### Information supplied
*****
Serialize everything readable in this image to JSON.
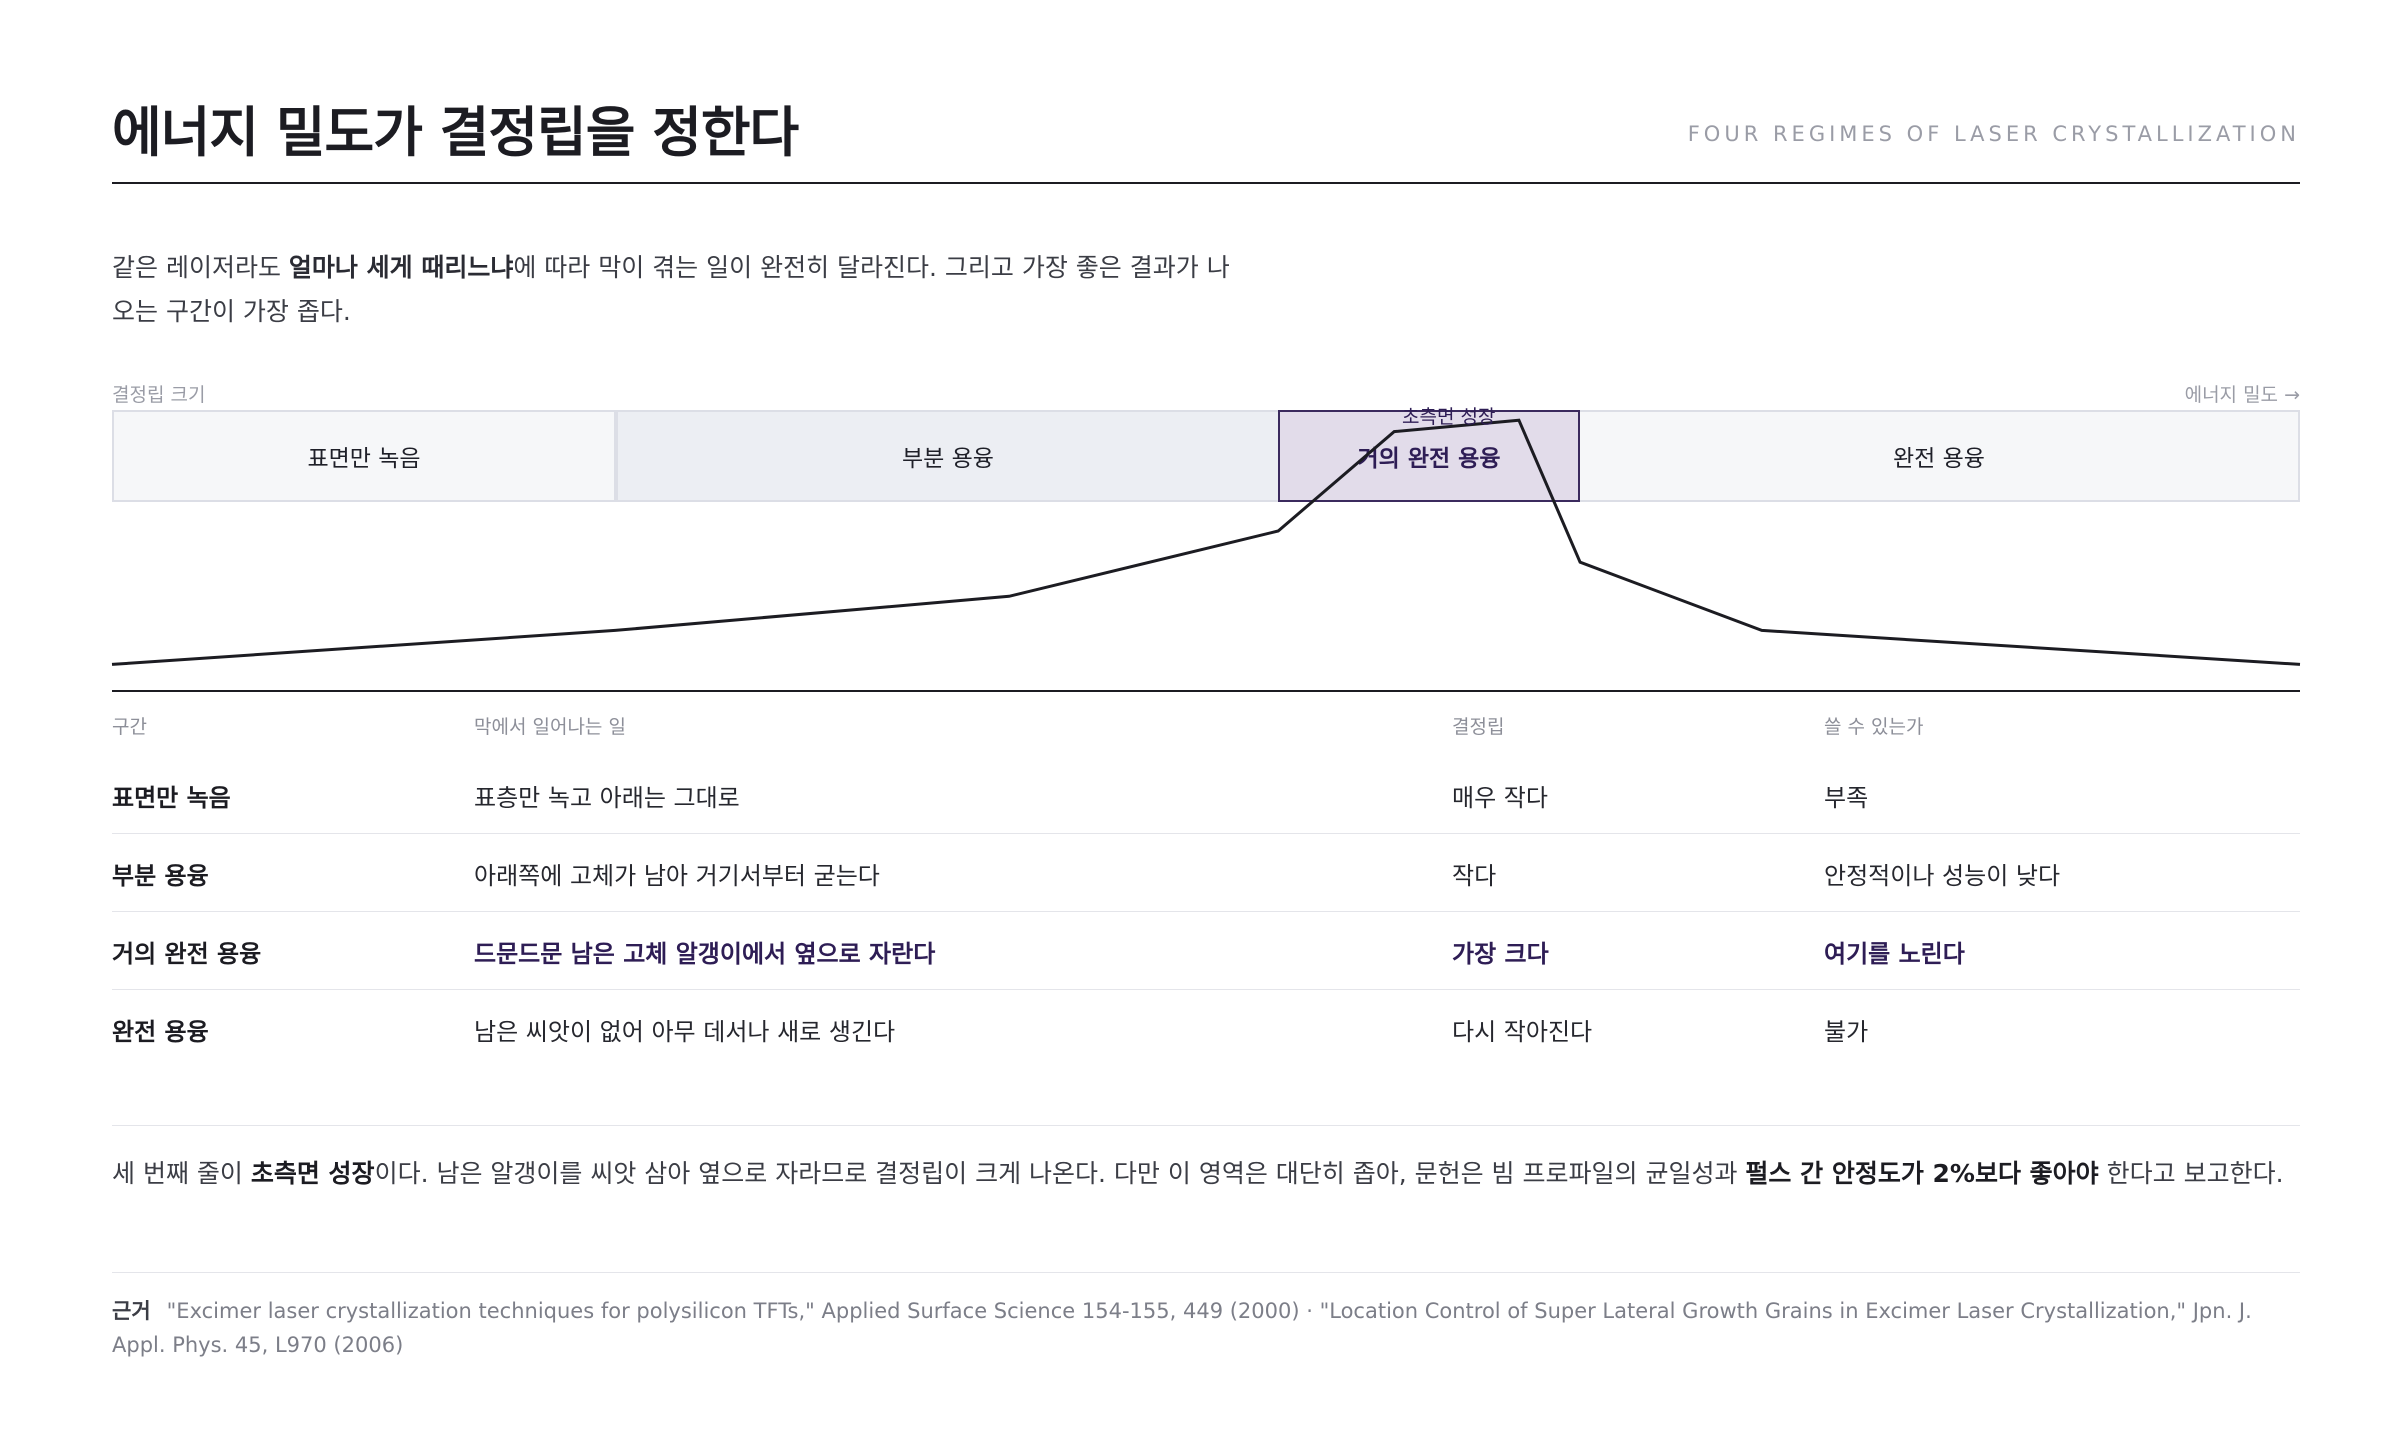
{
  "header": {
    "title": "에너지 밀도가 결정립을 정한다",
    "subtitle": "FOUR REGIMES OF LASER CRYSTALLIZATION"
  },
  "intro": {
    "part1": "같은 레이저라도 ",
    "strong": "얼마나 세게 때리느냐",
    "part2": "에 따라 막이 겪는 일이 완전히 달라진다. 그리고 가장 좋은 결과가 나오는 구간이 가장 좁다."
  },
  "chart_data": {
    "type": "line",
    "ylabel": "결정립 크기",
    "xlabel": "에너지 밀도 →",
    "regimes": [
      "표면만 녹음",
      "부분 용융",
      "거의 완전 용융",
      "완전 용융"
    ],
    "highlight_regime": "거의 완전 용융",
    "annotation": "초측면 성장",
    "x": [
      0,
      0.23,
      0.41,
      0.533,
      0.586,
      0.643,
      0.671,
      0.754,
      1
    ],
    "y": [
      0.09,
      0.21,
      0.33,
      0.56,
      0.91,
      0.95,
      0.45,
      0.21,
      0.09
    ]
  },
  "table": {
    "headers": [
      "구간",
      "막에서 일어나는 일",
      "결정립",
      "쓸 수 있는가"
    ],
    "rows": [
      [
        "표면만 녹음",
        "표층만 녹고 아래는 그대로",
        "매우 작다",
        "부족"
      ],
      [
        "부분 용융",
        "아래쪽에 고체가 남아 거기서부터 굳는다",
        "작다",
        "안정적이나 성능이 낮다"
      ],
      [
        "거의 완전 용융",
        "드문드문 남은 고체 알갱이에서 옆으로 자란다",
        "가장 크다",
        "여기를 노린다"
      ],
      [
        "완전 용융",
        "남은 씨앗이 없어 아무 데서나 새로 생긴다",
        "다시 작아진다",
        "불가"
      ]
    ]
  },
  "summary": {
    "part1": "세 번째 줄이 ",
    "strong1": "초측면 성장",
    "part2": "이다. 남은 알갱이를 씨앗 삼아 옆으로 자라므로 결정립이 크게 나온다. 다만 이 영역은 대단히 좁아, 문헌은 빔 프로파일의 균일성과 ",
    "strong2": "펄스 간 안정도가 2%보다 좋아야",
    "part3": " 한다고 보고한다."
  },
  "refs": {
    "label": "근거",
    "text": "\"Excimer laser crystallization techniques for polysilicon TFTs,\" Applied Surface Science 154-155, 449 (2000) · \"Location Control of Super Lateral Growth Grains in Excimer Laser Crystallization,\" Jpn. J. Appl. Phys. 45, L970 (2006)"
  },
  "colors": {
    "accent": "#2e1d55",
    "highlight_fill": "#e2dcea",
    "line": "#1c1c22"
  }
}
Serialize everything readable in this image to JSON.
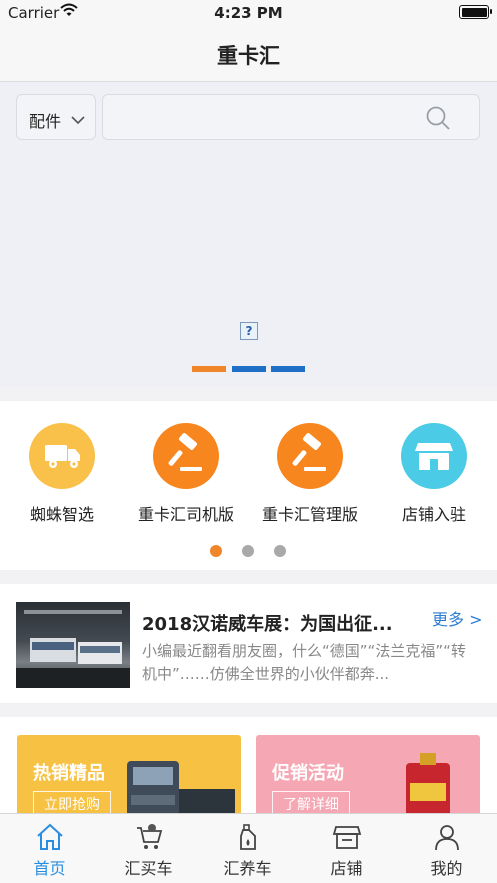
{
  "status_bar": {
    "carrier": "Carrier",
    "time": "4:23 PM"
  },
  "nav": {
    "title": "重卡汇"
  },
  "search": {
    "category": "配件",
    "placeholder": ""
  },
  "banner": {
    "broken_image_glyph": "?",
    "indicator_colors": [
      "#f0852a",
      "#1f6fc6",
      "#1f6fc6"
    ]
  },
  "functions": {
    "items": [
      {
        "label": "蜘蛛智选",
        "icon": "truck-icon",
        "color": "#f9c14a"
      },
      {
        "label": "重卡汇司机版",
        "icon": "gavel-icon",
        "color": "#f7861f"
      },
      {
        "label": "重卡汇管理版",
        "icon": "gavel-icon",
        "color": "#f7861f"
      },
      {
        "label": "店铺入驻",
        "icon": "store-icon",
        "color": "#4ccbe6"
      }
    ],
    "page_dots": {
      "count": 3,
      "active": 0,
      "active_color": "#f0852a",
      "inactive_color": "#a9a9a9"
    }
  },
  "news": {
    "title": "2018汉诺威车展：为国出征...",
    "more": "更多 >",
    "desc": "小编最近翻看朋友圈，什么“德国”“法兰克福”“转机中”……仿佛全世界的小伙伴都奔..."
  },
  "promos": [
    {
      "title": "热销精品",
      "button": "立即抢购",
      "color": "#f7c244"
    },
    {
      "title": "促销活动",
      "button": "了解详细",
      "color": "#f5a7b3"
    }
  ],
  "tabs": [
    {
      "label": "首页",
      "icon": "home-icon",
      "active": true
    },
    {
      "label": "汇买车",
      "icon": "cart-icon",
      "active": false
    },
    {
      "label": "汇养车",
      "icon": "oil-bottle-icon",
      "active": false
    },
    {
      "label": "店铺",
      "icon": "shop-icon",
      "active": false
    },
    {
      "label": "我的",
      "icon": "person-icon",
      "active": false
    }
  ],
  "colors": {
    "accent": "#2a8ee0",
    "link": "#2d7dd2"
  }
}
*****
### What this task involves
Return every line of the records exactly as given, pictures excluded.

### Task result
Serialize everything readable in this image to JSON.
{
  "header": {
    "title": "에너지 밀도가 결정립을 정한다",
    "subtitle": "FOUR REGIMES OF LASER CRYSTALLIZATION"
  },
  "intro": {
    "part1": "같은 레이저라도 ",
    "strong": "얼마나 세게 때리느냐",
    "part2": "에 따라 막이 겪는 일이 완전히 달라진다. 그리고 가장 좋은 결과가 나오는 구간이 가장 좁다."
  },
  "chart_data": {
    "type": "line",
    "ylabel": "결정립 크기",
    "xlabel": "에너지 밀도 →",
    "regimes": [
      "표면만 녹음",
      "부분 용융",
      "거의 완전 용융",
      "완전 용융"
    ],
    "highlight_regime": "거의 완전 용융",
    "annotation": "초측면 성장",
    "x": [
      0,
      0.23,
      0.41,
      0.533,
      0.586,
      0.643,
      0.671,
      0.754,
      1
    ],
    "y": [
      0.09,
      0.21,
      0.33,
      0.56,
      0.91,
      0.95,
      0.45,
      0.21,
      0.09
    ]
  },
  "table": {
    "headers": [
      "구간",
      "막에서 일어나는 일",
      "결정립",
      "쓸 수 있는가"
    ],
    "rows": [
      [
        "표면만 녹음",
        "표층만 녹고 아래는 그대로",
        "매우 작다",
        "부족"
      ],
      [
        "부분 용융",
        "아래쪽에 고체가 남아 거기서부터 굳는다",
        "작다",
        "안정적이나 성능이 낮다"
      ],
      [
        "거의 완전 용융",
        "드문드문 남은 고체 알갱이에서 옆으로 자란다",
        "가장 크다",
        "여기를 노린다"
      ],
      [
        "완전 용융",
        "남은 씨앗이 없어 아무 데서나 새로 생긴다",
        "다시 작아진다",
        "불가"
      ]
    ]
  },
  "summary": {
    "part1": "세 번째 줄이 ",
    "strong1": "초측면 성장",
    "part2": "이다. 남은 알갱이를 씨앗 삼아 옆으로 자라므로 결정립이 크게 나온다. 다만 이 영역은 대단히 좁아, 문헌은 빔 프로파일의 균일성과 ",
    "strong2": "펄스 간 안정도가 2%보다 좋아야",
    "part3": " 한다고 보고한다."
  },
  "refs": {
    "label": "근거",
    "text": "\"Excimer laser crystallization techniques for polysilicon TFTs,\" Applied Surface Science 154-155, 449 (2000) · \"Location Control of Super Lateral Growth Grains in Excimer Laser Crystallization,\" Jpn. J. Appl. Phys. 45, L970 (2006)"
  },
  "colors": {
    "accent": "#2e1d55",
    "highlight_fill": "#e2dcea",
    "line": "#1c1c22"
  }
}
Serialize everything readable in this image to JSON.
{
  "status_bar": {
    "carrier": "Carrier",
    "time": "4:23 PM"
  },
  "nav": {
    "title": "重卡汇"
  },
  "search": {
    "category": "配件",
    "placeholder": ""
  },
  "banner": {
    "broken_image_glyph": "?",
    "indicator_colors": [
      "#f0852a",
      "#1f6fc6",
      "#1f6fc6"
    ]
  },
  "functions": {
    "items": [
      {
        "label": "蜘蛛智选",
        "icon": "truck-icon",
        "color": "#f9c14a"
      },
      {
        "label": "重卡汇司机版",
        "icon": "gavel-icon",
        "color": "#f7861f"
      },
      {
        "label": "重卡汇管理版",
        "icon": "gavel-icon",
        "color": "#f7861f"
      },
      {
        "label": "店铺入驻",
        "icon": "store-icon",
        "color": "#4ccbe6"
      }
    ],
    "page_dots": {
      "count": 3,
      "active": 0,
      "active_color": "#f0852a",
      "inactive_color": "#a9a9a9"
    }
  },
  "news": {
    "title": "2018汉诺威车展：为国出征...",
    "more": "更多 >",
    "desc": "小编最近翻看朋友圈，什么“德国”“法兰克福”“转机中”……仿佛全世界的小伙伴都奔..."
  },
  "promos": [
    {
      "title": "热销精品",
      "button": "立即抢购",
      "color": "#f7c244"
    },
    {
      "title": "促销活动",
      "button": "了解详细",
      "color": "#f5a7b3"
    }
  ],
  "tabs": [
    {
      "label": "首页",
      "icon": "home-icon",
      "active": true
    },
    {
      "label": "汇买车",
      "icon": "cart-icon",
      "active": false
    },
    {
      "label": "汇养车",
      "icon": "oil-bottle-icon",
      "active": false
    },
    {
      "label": "店铺",
      "icon": "shop-icon",
      "active": false
    },
    {
      "label": "我的",
      "icon": "person-icon",
      "active": false
    }
  ],
  "colors": {
    "accent": "#2a8ee0",
    "link": "#2d7dd2"
  }
}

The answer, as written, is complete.